Raw records:
* * * * *
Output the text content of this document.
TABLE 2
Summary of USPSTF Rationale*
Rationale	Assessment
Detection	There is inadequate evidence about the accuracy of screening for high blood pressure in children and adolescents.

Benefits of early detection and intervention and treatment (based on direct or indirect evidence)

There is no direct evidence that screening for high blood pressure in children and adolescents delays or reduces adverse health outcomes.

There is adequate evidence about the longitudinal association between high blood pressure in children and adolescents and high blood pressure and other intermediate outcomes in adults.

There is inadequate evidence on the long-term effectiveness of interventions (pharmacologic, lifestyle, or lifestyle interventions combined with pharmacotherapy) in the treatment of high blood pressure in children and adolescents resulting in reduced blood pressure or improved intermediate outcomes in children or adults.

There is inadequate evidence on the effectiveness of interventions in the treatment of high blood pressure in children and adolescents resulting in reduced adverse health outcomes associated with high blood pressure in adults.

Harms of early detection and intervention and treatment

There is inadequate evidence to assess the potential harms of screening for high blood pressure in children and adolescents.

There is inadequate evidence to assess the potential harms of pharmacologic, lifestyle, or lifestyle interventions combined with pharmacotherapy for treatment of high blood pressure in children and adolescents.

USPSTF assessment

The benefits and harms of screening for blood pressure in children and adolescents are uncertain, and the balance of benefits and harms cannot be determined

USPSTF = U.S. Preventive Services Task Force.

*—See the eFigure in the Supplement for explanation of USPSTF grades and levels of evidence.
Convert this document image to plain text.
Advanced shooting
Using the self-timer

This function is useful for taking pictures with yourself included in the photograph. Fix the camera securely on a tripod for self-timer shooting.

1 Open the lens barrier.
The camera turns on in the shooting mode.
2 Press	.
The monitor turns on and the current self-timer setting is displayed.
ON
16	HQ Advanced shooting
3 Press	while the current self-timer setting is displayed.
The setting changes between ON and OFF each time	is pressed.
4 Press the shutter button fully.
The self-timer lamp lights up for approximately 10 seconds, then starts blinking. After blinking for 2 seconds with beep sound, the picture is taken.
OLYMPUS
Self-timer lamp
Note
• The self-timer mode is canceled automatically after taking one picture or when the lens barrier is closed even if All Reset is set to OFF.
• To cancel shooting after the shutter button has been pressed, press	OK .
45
* * * * *
## [Problem]
Repeat every record, keeping each word and mark exactly as it is.

## [Response to this exercise]
Output the text content of this document.
TABLE 2
Summary of USPSTF Rationale*
Rationale	Assessment
Detection	There is inadequate evidence about the accuracy of screening for high blood pressure in children and adolescents.

Benefits of early detection and intervention and treatment (based on direct or indirect evidence)

There is no direct evidence that screening for high blood pressure in children and adolescents delays or reduces adverse health outcomes.

There is adequate evidence about the longitudinal association between high blood pressure in children and adolescents and high blood pressure and other intermediate outcomes in adults.

There is inadequate evidence on the long-term effectiveness of interventions (pharmacologic, lifestyle, or lifestyle interventions combined with pharmacotherapy) in the treatment of high blood pressure in children and adolescents resulting in reduced blood pressure or improved intermediate outcomes in children or adults.

There is inadequate evidence on the effectiveness of interventions in the treatment of high blood pressure in children and adolescents resulting in reduced adverse health outcomes associated with high blood pressure in adults.

Harms of early detection and intervention and treatment

There is inadequate evidence to assess the potential harms of screening for high blood pressure in children and adolescents.

There is inadequate evidence to assess the potential harms of pharmacologic, lifestyle, or lifestyle interventions combined with pharmacotherapy for treatment of high blood pressure in children and adolescents.

USPSTF assessment

The benefits and harms of screening for blood pressure in children and adolescents are uncertain, and the balance of benefits and harms cannot be determined

USPSTF = U.S. Preventive Services Task Force.

*—See the eFigure in the Supplement for explanation of USPSTF grades and levels of evidence.
Convert this document image to plain text.
Advanced shooting
Using the self-timer

This function is useful for taking pictures with yourself included in the photograph. Fix the camera securely on a tripod for self-timer shooting.

1 Open the lens barrier.
The camera turns on in the shooting mode.
2 Press	.
The monitor turns on and the current self-timer setting is displayed.
ON
16	HQ Advanced shooting
3 Press	while the current self-timer setting is displayed.
The setting changes between ON and OFF each time	is pressed.
4 Press the shutter button fully.
The self-timer lamp lights up for approximately 10 seconds, then starts blinking. After blinking for 2 seconds with beep sound, the picture is taken.
OLYMPUS
Self-timer lamp
Note
• The self-timer mode is canceled automatically after taking one picture or when the lens barrier is closed even if All Reset is set to OFF.
• To cancel shooting after the shutter button has been pressed, press	OK .
45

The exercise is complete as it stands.